• Prompt
Leave the pictures out. Return all other data exactly.

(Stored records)
========================================
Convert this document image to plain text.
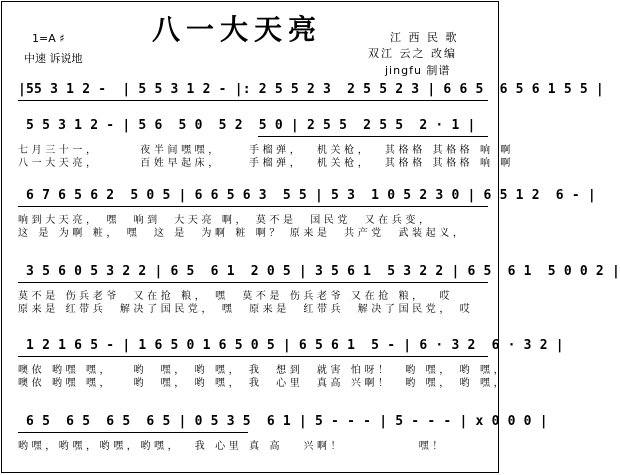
八一大天亮
1=A ♯
中速 诉说地
江 西 民 歌
双江 云之 改编
jingfu 制谱
|55 3 1 2 -  | 5 5 3 1 2 - |: 2 5 5 2 3  2 5 5 2 3 | 6 6 5  6 5 6 1 5 5 |
5 5 3 1 2 - | 5 6  5 0  5 2  5 0 | 2 5 5  2 5 5  2 · 1 |
七月三十一，      夜半间嘿嘿，    手榴弹，  机关枪，  其格格 其格格 响 啊
八一大天亮，      百姓早起床，    手榴弹，  机关枪，  其格格 其格格 响 啊
6 7 6 5 6 2  5 0 5 | 6 6 5 6 3  5 5 | 5 3  1 0 5 2 3 0 | 6 5 1 2  6 - |
响到大天亮， 嘿  响到  大天亮 啊， 莫不是  国民党  又在兵变，
这 是 为啊 粧， 嘿  这 是  为啊 粧 啊？ 原来是  共产党  武装起义，
3 5 6 0 5 3 2 2 | 6 5  6 1  2 0 5 | 3 5 6 1  5 3 2 2 | 6 5  6 1  5 0 0 2 |
莫不是 伤兵老爷  又在抢 粮， 嘿  莫不是 伤兵老爷 又在抢 粮，  哎
原来是 红带兵  解决了国民党， 嘿  原来是  红带兵  解决了国民党， 哎
1 2 1 6 5 - | 1 6 5 0 1 6 5 0 5 | 6 5 6 1  5 - | 6 · 3 2  6 · 3 2 |
噢依 哟嘿 嘿，   哟  嘿， 哟 嘿， 我  想到  就害 怕呀！  哟 嘿， 哟 嘿，
噢依 哟嘿 嘿，   哟  嘿， 哟 嘿， 我  心里  真高 兴啊！  哟 嘿， 哟 嘿，
6 5  6 5  6 5  6 5 | 0 5 3 5  6 1 | 5 - - - | 5 - - - | x 0 0 0 |
哟嘿，哟嘿，哟嘿，哟嘿，  我 心里 真 高   兴啊！           嘿！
========================================
• Written answer
Convert this document image to plain text.
八一大天亮
1=A ♯
中速 诉说地
江 西 民 歌
双江 云之 改编
jingfu 制谱
|55 3 1 2 -  | 5 5 3 1 2 - |: 2 5 5 2 3  2 5 5 2 3 | 6 6 5  6 5 6 1 5 5 |
5 5 3 1 2 - | 5 6  5 0  5 2  5 0 | 2 5 5  2 5 5  2 · 1 |
七月三十一，      夜半间嘿嘿，    手榴弹，  机关枪，  其格格 其格格 响 啊
八一大天亮，      百姓早起床，    手榴弹，  机关枪，  其格格 其格格 响 啊
6 7 6 5 6 2  5 0 5 | 6 6 5 6 3  5 5 | 5 3  1 0 5 2 3 0 | 6 5 1 2  6 - |
响到大天亮， 嘿  响到  大天亮 啊， 莫不是  国民党  又在兵变，
这 是 为啊 粧， 嘿  这 是  为啊 粧 啊？ 原来是  共产党  武装起义，
3 5 6 0 5 3 2 2 | 6 5  6 1  2 0 5 | 3 5 6 1  5 3 2 2 | 6 5  6 1  5 0 0 2 |
莫不是 伤兵老爷  又在抢 粮， 嘿  莫不是 伤兵老爷 又在抢 粮，  哎
原来是 红带兵  解决了国民党， 嘿  原来是  红带兵  解决了国民党， 哎
1 2 1 6 5 - | 1 6 5 0 1 6 5 0 5 | 6 5 6 1  5 - | 6 · 3 2  6 · 3 2 |
噢依 哟嘿 嘿，   哟  嘿， 哟 嘿， 我  想到  就害 怕呀！  哟 嘿， 哟 嘿，
噢依 哟嘿 嘿，   哟  嘿， 哟 嘿， 我  心里  真高 兴啊！  哟 嘿， 哟 嘿，
6 5  6 5  6 5  6 5 | 0 5 3 5  6 1 | 5 - - - | 5 - - - | x 0 0 0 |
哟嘿，哟嘿，哟嘿，哟嘿，  我 心里 真 高   兴啊！           嘿！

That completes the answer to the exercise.